PROBLEM REQUIREMENTS –
Copy out the lines below word for word, from the first one through the line that contains "x-tick-label-2: 00:15 bbox=[166, 434, 201, 448]", including both ends.

PROVIDED DATA –
^^^^^^^^
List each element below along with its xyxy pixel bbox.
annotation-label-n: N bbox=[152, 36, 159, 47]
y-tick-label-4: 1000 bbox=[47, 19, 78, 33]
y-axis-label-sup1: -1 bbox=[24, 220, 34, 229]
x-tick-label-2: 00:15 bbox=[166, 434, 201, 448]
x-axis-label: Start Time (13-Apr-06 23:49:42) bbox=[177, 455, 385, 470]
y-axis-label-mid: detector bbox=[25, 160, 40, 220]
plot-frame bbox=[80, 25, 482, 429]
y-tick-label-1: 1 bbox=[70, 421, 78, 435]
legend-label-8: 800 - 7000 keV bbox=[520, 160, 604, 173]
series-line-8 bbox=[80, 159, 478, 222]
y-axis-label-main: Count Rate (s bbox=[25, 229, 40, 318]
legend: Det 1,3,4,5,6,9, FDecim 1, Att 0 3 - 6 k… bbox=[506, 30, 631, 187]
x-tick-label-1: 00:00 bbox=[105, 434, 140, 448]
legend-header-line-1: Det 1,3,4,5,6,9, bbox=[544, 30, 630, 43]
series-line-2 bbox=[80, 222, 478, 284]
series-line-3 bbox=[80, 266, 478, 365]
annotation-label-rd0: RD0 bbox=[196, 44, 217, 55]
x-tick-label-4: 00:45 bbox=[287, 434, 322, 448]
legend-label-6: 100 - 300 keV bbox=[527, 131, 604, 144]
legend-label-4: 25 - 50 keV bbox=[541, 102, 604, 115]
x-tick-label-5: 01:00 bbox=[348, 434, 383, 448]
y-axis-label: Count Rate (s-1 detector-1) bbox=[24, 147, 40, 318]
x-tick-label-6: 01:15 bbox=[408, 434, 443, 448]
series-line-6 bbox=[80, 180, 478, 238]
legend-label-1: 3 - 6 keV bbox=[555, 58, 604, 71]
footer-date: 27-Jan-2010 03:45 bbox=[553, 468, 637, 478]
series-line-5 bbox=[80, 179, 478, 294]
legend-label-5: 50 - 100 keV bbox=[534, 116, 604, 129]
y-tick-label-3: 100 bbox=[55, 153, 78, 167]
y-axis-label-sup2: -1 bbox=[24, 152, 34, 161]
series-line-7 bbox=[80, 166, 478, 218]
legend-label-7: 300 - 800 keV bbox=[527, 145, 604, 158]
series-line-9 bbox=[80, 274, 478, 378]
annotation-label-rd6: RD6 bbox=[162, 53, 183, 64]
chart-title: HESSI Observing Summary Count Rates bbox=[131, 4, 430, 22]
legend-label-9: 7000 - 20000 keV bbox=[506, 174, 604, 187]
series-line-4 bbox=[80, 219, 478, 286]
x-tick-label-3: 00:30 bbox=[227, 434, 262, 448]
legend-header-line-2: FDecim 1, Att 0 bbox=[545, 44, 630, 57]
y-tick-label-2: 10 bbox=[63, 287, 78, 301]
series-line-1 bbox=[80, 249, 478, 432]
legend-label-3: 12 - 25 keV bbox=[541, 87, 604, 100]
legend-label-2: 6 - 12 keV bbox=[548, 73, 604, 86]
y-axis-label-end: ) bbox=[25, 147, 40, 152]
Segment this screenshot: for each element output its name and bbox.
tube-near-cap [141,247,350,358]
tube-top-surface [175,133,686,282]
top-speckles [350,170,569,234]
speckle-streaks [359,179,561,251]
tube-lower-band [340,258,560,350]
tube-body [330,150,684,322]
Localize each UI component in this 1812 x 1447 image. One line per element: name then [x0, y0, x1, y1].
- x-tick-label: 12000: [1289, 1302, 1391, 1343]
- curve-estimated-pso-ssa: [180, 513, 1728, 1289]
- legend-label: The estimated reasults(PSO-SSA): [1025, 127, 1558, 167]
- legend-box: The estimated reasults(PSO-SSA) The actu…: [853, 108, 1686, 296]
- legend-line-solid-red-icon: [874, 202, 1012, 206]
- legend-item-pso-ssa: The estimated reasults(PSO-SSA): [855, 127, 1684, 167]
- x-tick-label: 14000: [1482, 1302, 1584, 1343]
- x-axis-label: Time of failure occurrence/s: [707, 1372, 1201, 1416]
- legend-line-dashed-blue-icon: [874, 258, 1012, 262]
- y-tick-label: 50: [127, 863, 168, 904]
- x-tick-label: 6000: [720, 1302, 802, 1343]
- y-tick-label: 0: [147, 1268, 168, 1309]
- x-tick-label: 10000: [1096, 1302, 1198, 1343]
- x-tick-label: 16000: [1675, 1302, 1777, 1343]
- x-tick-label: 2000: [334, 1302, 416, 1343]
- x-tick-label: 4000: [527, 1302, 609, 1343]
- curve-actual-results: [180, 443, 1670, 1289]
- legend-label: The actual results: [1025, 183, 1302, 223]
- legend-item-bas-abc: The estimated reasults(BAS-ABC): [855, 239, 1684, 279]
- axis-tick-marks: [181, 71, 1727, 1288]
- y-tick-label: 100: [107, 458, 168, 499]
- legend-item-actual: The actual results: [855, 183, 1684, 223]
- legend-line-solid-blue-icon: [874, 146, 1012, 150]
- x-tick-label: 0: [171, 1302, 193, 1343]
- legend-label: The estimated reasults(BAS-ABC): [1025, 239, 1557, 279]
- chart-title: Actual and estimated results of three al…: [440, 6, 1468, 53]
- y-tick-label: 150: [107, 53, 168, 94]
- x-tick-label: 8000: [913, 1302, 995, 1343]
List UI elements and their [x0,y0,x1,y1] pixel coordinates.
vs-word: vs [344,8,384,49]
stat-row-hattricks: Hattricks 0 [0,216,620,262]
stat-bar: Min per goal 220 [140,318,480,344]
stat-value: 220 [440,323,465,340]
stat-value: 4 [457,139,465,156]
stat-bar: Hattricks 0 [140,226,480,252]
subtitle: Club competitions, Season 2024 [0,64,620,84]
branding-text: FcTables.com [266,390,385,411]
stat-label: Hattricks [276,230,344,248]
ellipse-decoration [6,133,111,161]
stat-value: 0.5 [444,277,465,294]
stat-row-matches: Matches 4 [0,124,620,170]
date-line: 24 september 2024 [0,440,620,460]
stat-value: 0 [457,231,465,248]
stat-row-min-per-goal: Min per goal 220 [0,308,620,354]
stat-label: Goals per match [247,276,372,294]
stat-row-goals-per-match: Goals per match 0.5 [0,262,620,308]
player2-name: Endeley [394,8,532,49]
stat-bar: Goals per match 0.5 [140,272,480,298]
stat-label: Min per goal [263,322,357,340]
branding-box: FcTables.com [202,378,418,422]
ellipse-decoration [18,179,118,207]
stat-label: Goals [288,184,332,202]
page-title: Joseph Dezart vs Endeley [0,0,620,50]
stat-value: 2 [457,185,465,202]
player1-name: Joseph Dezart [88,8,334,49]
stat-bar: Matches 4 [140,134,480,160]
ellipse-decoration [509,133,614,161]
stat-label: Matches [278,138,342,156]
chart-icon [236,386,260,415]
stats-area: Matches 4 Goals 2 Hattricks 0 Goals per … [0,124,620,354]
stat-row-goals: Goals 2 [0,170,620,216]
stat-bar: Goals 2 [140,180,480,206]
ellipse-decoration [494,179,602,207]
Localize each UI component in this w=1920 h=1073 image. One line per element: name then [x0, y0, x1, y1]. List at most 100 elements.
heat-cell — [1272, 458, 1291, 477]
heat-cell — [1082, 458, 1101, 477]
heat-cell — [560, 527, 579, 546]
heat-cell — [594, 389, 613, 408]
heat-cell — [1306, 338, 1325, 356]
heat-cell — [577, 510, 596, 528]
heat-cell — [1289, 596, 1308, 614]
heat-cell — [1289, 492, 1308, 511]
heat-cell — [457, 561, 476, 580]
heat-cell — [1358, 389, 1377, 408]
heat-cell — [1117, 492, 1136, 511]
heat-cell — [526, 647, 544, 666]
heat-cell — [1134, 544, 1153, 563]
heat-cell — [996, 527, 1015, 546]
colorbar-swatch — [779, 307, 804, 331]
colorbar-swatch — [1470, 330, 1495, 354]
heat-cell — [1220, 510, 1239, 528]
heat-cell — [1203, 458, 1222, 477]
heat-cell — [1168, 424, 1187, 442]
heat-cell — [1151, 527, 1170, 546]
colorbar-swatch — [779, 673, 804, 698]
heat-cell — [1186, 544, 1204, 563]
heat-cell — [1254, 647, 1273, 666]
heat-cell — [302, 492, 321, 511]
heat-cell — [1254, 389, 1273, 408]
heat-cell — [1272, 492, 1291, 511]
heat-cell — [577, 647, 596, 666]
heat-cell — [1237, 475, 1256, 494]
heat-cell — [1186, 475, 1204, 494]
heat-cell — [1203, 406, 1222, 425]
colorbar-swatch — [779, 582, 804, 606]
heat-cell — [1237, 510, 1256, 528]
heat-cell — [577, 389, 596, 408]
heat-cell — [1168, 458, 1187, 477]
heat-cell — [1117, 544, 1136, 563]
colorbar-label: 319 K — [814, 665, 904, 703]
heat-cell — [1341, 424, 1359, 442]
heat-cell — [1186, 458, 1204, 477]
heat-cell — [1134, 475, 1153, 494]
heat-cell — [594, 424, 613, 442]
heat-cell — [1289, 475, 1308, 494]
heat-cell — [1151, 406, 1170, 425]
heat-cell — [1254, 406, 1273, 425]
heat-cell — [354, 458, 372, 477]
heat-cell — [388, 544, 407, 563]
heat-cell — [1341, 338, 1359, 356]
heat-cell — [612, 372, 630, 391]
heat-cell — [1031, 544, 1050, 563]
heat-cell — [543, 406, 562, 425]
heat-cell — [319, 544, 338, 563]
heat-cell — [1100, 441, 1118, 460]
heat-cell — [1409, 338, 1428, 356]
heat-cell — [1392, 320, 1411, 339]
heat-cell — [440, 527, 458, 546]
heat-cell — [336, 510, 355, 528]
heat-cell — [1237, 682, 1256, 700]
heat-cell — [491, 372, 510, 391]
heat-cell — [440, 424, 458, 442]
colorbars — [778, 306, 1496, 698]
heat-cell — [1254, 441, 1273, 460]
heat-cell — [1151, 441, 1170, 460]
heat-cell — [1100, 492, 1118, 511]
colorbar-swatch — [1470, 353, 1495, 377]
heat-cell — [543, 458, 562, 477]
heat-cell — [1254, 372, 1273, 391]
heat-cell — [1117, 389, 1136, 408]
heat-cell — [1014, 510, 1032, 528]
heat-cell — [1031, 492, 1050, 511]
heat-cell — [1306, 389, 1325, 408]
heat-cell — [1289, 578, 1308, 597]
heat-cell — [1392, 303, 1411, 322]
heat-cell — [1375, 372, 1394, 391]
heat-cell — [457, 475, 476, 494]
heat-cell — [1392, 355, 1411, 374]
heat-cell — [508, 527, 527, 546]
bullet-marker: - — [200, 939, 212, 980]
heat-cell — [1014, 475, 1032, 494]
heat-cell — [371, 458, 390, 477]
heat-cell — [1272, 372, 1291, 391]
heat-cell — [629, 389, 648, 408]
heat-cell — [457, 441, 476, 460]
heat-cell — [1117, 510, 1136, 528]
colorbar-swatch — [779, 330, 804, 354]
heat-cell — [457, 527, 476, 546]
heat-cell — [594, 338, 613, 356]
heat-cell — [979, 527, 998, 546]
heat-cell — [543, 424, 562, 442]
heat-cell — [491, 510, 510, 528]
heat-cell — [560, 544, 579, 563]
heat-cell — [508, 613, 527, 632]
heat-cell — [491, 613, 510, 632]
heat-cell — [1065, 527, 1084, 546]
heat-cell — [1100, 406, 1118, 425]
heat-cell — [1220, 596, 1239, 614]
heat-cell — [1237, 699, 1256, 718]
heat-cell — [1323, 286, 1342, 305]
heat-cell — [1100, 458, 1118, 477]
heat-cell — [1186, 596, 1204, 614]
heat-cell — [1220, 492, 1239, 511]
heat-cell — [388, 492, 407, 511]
^^^^^^^^
ANSWER IN FULL –
List each element below along with its xyxy pixel bbox.
annotation-label-n: N bbox=[152, 36, 159, 47]
y-tick-label-4: 1000 bbox=[47, 19, 78, 33]
y-axis-label-sup1: -1 bbox=[24, 220, 34, 229]
x-tick-label-2: 00:15 bbox=[166, 434, 201, 448]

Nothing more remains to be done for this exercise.